-- BEGIN Entries supplied --
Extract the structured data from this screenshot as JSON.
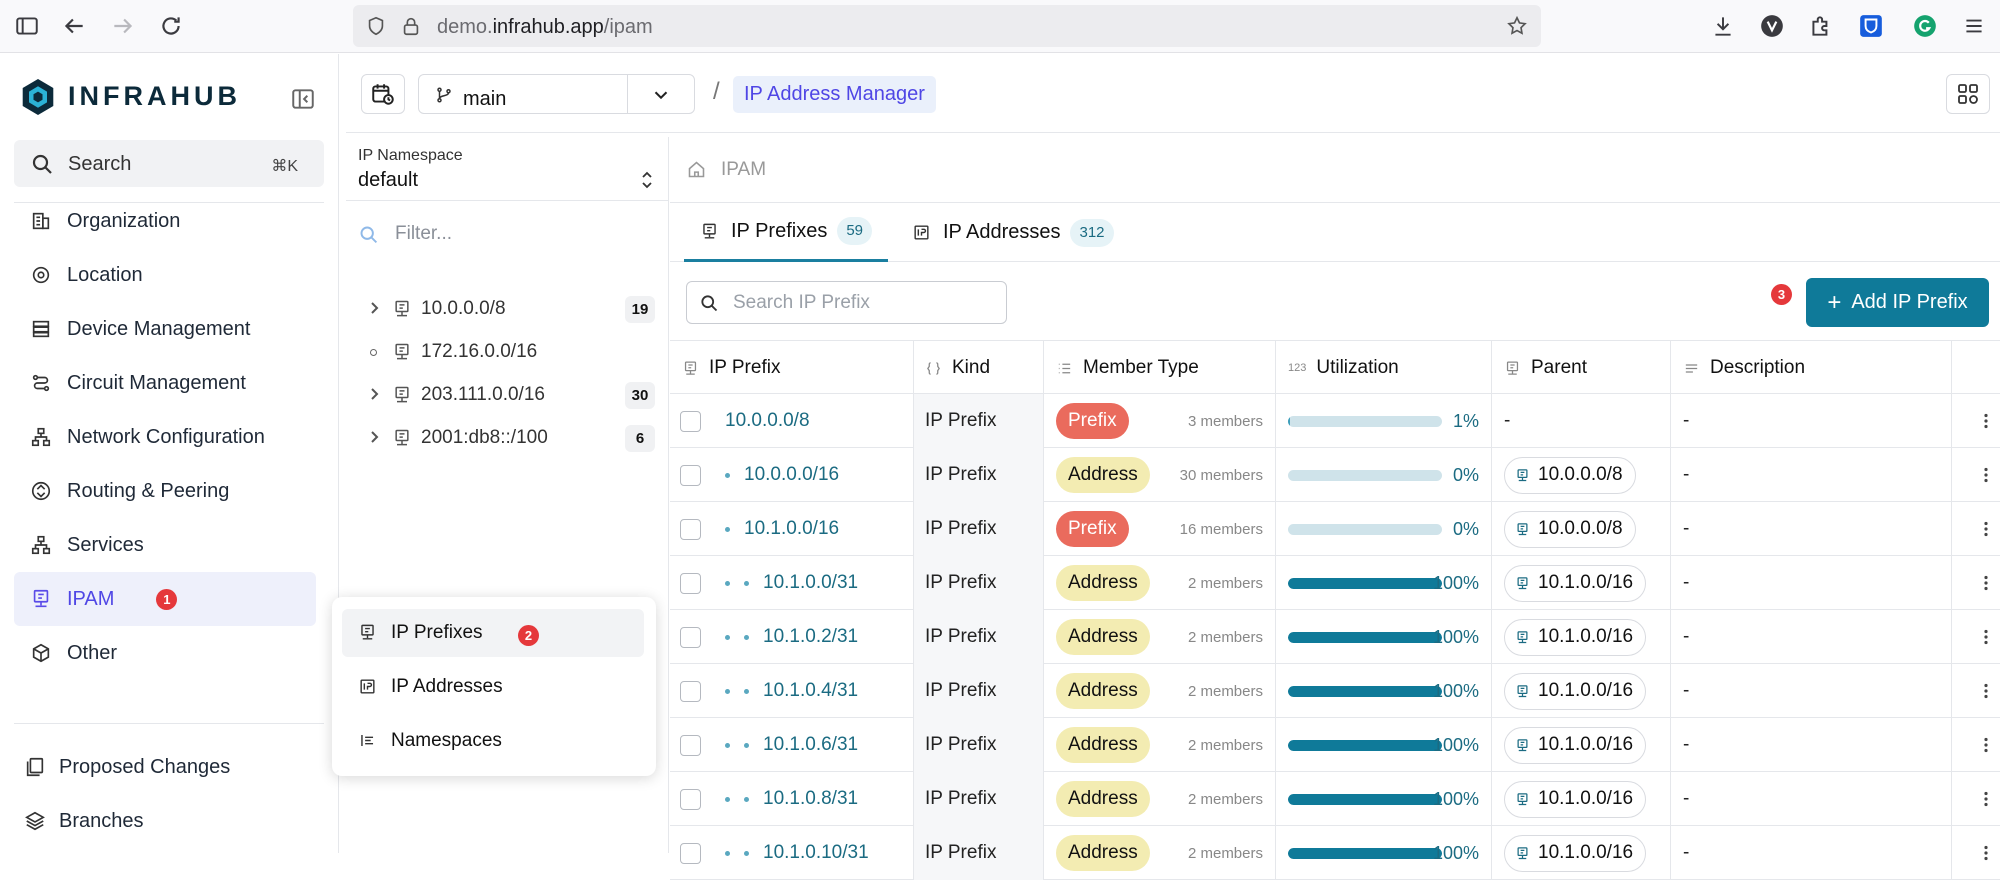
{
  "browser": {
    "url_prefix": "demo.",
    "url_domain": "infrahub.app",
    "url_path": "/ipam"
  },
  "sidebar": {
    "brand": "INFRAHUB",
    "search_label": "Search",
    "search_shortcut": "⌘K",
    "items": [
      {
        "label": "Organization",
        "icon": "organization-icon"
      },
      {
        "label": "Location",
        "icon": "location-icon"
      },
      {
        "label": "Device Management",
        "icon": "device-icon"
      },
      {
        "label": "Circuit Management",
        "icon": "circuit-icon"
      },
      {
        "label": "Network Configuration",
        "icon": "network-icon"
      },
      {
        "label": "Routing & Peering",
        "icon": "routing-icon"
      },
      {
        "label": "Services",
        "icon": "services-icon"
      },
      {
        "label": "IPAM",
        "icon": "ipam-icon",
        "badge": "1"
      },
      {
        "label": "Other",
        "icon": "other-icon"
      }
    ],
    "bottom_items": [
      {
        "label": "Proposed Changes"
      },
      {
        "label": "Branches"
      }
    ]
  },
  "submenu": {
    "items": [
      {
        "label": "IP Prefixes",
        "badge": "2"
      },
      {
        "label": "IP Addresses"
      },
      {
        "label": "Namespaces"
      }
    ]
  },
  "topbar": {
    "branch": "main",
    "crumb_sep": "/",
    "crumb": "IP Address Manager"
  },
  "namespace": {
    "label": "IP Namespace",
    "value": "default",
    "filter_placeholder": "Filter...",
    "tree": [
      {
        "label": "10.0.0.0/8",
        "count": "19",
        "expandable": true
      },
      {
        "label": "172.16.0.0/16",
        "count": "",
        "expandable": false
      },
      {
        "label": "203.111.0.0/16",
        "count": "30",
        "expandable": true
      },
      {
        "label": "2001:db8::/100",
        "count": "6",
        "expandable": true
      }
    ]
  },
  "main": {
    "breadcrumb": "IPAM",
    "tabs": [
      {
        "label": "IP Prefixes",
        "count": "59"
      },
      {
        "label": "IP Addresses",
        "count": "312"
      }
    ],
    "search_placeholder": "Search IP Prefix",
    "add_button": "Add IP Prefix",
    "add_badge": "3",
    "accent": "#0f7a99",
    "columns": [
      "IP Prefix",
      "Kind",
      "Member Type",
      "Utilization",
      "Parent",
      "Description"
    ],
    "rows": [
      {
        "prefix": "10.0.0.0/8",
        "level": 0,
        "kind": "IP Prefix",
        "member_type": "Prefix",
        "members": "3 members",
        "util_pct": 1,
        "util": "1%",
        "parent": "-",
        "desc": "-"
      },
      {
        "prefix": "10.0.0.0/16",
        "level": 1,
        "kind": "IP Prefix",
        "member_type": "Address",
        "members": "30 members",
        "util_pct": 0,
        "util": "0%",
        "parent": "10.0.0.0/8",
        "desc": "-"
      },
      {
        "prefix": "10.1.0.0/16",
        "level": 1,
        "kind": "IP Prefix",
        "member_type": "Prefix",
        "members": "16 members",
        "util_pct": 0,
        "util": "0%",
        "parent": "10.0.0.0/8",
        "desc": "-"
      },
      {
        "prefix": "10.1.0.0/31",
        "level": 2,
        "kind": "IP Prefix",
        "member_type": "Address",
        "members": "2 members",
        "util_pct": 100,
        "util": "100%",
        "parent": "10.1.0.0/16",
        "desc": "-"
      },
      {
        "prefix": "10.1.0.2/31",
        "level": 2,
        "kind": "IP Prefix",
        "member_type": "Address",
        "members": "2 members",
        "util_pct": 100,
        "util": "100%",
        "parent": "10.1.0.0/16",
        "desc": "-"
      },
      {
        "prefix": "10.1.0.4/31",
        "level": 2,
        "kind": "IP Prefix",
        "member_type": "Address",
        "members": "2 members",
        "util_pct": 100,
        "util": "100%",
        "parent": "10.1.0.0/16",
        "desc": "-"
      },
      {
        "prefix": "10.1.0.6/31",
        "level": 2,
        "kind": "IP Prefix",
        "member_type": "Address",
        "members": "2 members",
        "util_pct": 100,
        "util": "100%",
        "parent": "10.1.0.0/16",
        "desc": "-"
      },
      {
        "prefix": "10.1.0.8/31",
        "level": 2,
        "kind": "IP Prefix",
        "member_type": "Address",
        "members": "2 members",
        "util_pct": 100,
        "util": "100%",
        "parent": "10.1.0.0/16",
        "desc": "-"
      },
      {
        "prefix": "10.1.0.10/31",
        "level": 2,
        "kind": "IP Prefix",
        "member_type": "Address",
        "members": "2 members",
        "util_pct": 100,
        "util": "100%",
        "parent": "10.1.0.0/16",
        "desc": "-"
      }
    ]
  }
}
-- END Entries supplied --
-- BEGIN Entries supplied --
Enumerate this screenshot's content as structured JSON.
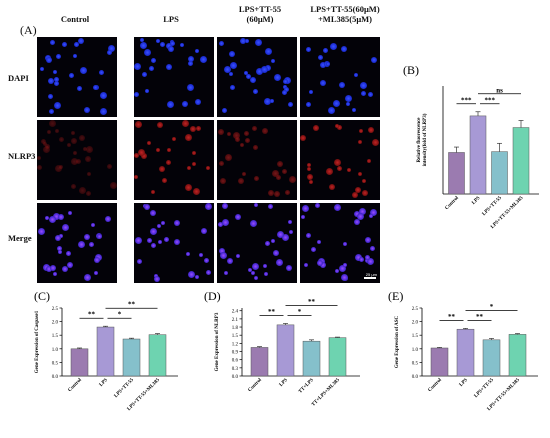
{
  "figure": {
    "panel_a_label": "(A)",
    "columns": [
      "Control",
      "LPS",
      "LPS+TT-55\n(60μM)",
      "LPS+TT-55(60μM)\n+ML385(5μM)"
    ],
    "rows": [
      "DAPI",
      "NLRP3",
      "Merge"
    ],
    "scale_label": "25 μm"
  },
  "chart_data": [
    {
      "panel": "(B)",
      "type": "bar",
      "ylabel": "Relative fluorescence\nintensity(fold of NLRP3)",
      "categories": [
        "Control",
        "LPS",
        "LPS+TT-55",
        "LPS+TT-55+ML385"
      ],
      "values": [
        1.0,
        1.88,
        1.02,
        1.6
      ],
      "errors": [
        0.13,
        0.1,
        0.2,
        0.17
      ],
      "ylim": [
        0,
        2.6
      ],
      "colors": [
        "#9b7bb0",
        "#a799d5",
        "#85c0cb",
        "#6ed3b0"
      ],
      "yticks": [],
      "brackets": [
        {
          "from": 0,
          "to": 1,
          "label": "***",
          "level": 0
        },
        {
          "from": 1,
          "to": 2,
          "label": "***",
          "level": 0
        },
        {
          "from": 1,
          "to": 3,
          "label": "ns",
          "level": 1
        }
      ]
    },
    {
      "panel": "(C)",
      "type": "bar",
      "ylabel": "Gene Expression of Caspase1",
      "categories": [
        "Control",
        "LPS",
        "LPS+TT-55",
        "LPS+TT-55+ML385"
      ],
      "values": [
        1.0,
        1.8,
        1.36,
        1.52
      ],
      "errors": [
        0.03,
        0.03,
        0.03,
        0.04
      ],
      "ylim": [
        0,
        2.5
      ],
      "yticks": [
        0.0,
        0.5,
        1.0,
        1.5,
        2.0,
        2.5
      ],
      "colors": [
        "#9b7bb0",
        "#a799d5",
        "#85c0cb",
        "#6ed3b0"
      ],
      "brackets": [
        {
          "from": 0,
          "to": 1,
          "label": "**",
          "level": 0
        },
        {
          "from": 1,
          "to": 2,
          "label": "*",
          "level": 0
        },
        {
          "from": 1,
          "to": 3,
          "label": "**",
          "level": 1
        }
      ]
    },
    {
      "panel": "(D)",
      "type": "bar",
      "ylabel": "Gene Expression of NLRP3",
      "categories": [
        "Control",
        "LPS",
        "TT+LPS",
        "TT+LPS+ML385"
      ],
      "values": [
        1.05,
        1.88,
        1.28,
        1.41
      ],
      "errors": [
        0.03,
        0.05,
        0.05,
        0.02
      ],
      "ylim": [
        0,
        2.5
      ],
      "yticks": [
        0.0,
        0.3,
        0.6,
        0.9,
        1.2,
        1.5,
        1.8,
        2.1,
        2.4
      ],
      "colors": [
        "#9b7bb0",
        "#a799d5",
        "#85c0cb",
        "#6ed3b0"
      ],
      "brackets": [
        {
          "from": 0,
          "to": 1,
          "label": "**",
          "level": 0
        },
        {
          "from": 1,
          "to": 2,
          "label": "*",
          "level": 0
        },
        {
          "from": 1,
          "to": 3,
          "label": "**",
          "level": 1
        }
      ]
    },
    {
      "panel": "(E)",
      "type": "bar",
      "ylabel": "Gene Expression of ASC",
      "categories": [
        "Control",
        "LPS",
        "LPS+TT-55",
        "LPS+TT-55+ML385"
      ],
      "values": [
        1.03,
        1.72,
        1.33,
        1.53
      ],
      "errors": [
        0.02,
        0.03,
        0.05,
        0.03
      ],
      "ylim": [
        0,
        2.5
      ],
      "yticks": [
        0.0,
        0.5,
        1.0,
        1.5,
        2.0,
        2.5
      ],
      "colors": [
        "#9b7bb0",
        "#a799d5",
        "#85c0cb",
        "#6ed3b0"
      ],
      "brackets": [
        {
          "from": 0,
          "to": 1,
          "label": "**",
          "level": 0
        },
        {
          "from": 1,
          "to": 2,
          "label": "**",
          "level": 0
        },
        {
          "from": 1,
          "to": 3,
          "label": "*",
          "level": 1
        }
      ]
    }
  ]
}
-- END Entries supplied --
-- BEGIN Entries supplied --
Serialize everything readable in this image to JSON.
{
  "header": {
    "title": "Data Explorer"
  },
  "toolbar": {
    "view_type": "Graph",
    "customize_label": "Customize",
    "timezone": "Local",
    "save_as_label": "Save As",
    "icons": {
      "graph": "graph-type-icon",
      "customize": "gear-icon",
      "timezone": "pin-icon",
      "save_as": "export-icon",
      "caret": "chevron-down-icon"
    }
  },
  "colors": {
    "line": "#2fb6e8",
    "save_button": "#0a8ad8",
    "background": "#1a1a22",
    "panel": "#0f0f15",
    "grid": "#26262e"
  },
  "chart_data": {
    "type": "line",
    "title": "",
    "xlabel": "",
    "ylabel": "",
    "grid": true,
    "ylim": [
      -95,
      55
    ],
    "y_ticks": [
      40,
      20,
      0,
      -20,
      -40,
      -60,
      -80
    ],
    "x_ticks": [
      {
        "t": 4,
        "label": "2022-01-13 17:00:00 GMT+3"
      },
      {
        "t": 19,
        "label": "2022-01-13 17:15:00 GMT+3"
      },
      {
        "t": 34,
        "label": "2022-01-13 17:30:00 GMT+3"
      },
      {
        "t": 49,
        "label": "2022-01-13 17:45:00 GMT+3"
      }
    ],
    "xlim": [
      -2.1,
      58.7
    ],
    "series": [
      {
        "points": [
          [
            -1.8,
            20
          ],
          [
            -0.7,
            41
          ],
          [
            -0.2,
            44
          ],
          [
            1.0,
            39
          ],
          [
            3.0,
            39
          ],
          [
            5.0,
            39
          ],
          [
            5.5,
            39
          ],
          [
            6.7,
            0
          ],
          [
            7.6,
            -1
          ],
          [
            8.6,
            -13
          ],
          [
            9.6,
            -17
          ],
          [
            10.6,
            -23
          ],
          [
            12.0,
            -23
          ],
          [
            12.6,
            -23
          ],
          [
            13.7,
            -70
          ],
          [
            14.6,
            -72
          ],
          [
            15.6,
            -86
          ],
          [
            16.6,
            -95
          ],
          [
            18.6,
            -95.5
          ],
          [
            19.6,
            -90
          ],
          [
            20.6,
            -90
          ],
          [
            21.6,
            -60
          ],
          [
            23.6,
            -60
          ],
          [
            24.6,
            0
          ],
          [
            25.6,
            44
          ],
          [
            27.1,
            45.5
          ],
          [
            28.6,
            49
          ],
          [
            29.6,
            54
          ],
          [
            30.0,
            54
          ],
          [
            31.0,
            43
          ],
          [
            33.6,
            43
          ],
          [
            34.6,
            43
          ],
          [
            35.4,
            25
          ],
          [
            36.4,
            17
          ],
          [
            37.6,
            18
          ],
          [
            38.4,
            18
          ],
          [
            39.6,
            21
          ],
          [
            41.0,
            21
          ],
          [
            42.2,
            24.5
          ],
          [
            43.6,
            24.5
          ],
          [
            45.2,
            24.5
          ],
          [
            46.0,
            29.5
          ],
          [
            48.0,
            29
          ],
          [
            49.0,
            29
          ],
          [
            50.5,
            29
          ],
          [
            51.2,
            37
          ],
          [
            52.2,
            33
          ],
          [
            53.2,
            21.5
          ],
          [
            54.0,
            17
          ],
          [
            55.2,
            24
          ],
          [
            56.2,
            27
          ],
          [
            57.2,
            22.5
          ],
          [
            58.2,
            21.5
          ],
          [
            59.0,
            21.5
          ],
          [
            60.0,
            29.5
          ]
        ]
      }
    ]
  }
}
-- END Entries supplied --
• [Your goal]
Your answer should be only the number of lines that hold the word "ylabel".

• [Solution for this task]
5